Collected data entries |
-- Begin --

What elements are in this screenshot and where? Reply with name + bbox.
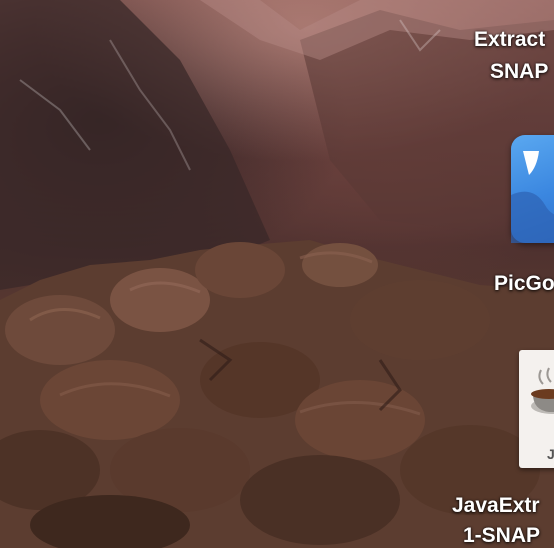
desktop-item-label: PicGo <box>494 272 554 295</box>
desktop: Extract SNAP PicGo J JavaExtr 1-SNAP <box>0 0 554 548</box>
desktop-item-label: SNAP <box>490 60 549 83</box>
desktop-item-label: Extract <box>474 28 546 51</box>
jar-badge-label: J <box>547 446 554 462</box>
picgo-app-icon <box>511 135 554 243</box>
desktop-item-label: 1-SNAP <box>463 524 541 547</box>
desktop-item-java-jar[interactable]: J JavaExtr 1-SNAP <box>448 348 554 548</box>
desktop-item-extract-snap[interactable]: Extract SNAP <box>470 24 554 90</box>
desktop-item-picgo[interactable]: PicGo <box>490 132 554 300</box>
java-jar-icon: J <box>519 350 554 468</box>
desktop-item-label: JavaExtr <box>452 494 540 517</box>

-- End --

REQUIRED TASK | Duplicate every line of the records above word for word, omitting only the pictures.

WORKED ANSWER |
What elements are in this screenshot and where? Reply with name + bbox.
desktop-item-label: PicGo <box>494 272 554 295</box>
desktop: Extract SNAP PicGo J JavaExtr 1-SNAP <box>0 0 554 548</box>
desktop-item-label: SNAP <box>490 60 549 83</box>
desktop-item-label: Extract <box>474 28 546 51</box>
jar-badge-label: J <box>547 446 554 462</box>
picgo-app-icon <box>511 135 554 243</box>
desktop-item-label: 1-SNAP <box>463 524 541 547</box>
desktop-item-java-jar[interactable]: J JavaExtr 1-SNAP <box>448 348 554 548</box>
desktop-item-extract-snap[interactable]: Extract SNAP <box>470 24 554 90</box>
desktop-item-picgo[interactable]: PicGo <box>490 132 554 300</box>
java-jar-icon: J <box>519 350 554 468</box>
desktop-item-label: JavaExtr <box>452 494 540 517</box>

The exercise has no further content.